** Begin **

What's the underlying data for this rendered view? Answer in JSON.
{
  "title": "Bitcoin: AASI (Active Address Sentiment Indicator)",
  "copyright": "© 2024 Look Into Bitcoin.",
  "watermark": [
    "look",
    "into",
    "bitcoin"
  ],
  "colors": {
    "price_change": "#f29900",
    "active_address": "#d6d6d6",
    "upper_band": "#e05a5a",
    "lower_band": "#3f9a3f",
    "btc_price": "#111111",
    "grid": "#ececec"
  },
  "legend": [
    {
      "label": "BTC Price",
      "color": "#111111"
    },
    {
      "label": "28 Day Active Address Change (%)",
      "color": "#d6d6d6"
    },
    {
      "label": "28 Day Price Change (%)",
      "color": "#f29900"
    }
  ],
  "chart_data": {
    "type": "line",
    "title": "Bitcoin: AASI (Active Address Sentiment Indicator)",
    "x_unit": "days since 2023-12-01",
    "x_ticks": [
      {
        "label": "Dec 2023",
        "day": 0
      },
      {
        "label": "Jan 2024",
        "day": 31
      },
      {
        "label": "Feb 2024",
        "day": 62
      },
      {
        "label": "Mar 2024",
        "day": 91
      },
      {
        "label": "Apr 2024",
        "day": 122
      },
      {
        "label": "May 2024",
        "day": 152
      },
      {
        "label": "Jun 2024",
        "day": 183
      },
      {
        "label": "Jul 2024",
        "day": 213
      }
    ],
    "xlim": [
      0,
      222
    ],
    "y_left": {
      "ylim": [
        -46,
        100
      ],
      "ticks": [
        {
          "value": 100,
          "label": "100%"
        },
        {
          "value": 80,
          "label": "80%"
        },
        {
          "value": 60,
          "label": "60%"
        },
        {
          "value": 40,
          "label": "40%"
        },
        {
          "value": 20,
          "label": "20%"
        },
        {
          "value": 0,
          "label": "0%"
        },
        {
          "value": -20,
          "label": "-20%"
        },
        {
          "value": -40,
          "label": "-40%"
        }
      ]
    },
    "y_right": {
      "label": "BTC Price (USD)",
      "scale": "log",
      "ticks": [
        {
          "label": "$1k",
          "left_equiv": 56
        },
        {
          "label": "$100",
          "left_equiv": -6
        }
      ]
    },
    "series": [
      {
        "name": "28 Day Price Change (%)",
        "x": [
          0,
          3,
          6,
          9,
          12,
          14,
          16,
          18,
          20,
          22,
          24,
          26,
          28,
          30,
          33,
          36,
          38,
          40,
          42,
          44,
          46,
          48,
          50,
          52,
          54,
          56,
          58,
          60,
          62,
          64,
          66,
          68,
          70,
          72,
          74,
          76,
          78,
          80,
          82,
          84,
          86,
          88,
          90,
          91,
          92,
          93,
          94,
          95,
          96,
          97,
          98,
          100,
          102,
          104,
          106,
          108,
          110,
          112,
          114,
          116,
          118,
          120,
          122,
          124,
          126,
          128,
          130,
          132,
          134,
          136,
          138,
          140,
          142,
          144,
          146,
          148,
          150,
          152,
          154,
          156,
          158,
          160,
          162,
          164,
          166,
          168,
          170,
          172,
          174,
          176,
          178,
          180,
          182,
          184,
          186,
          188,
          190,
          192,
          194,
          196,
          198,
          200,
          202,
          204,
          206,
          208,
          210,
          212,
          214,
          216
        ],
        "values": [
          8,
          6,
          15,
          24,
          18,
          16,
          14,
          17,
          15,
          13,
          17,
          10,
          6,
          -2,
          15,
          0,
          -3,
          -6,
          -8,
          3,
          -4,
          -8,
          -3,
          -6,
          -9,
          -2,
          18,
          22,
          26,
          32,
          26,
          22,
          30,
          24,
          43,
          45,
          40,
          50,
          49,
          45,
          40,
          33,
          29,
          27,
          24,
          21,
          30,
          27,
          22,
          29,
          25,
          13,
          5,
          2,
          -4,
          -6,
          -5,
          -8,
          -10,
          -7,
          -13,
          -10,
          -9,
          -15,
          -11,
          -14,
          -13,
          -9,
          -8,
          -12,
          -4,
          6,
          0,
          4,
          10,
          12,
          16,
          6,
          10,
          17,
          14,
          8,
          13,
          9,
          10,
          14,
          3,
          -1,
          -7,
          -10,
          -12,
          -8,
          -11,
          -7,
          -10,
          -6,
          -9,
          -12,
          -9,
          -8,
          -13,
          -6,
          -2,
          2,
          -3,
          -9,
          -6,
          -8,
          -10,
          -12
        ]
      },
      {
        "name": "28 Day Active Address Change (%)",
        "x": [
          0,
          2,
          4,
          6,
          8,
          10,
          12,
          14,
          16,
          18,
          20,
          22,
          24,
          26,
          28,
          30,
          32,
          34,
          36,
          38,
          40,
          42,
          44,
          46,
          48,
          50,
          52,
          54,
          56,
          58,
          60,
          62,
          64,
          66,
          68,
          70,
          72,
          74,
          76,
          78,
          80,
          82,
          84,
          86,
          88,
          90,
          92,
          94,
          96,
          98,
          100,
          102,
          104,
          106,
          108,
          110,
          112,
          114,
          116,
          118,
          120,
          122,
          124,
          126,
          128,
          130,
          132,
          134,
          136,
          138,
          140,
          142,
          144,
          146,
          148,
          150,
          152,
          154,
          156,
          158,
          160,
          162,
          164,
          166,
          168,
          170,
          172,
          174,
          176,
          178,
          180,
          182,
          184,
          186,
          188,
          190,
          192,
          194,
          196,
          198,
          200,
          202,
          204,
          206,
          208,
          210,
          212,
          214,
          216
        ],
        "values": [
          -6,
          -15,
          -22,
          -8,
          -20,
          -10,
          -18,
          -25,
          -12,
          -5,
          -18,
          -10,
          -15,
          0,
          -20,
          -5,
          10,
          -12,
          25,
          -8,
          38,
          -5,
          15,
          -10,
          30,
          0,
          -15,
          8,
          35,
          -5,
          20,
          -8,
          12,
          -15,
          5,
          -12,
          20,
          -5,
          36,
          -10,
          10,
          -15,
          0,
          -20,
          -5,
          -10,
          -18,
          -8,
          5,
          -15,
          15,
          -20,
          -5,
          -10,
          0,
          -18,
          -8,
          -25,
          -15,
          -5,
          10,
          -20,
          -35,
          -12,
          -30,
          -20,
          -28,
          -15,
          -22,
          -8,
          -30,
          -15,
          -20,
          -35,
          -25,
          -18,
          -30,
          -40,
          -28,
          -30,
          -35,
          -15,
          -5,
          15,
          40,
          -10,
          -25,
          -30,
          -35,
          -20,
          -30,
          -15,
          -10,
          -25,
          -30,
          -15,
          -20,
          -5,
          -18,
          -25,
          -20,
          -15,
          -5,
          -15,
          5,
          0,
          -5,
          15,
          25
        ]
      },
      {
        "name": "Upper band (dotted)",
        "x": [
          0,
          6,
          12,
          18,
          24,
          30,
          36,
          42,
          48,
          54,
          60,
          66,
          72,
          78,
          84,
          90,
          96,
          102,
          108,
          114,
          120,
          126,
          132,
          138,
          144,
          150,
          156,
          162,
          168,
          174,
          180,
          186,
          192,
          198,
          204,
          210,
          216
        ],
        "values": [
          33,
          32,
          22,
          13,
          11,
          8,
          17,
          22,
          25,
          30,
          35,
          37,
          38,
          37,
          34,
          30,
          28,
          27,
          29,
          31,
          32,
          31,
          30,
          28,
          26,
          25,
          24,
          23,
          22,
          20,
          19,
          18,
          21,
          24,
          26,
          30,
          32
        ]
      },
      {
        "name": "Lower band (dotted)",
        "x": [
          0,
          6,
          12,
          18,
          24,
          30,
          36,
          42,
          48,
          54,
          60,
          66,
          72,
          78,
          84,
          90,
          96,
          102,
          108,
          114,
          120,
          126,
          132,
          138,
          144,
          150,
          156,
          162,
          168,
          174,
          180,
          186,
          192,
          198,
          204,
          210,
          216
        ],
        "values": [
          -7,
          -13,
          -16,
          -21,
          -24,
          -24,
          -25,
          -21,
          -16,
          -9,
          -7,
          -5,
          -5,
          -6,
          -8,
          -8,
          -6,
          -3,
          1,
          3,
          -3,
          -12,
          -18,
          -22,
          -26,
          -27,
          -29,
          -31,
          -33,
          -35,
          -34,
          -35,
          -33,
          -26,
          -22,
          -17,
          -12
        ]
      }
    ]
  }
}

** End **

■ THE REQUEST:
Using the records above, find and show each line with the string "Indicator".

■ REPLY TO THE EXERCISE:
  "title": "Bitcoin: AASI (Active Address Sentiment Indicator)",
    "title": "Bitcoin: AASI (Active Address Sentiment Indicator)",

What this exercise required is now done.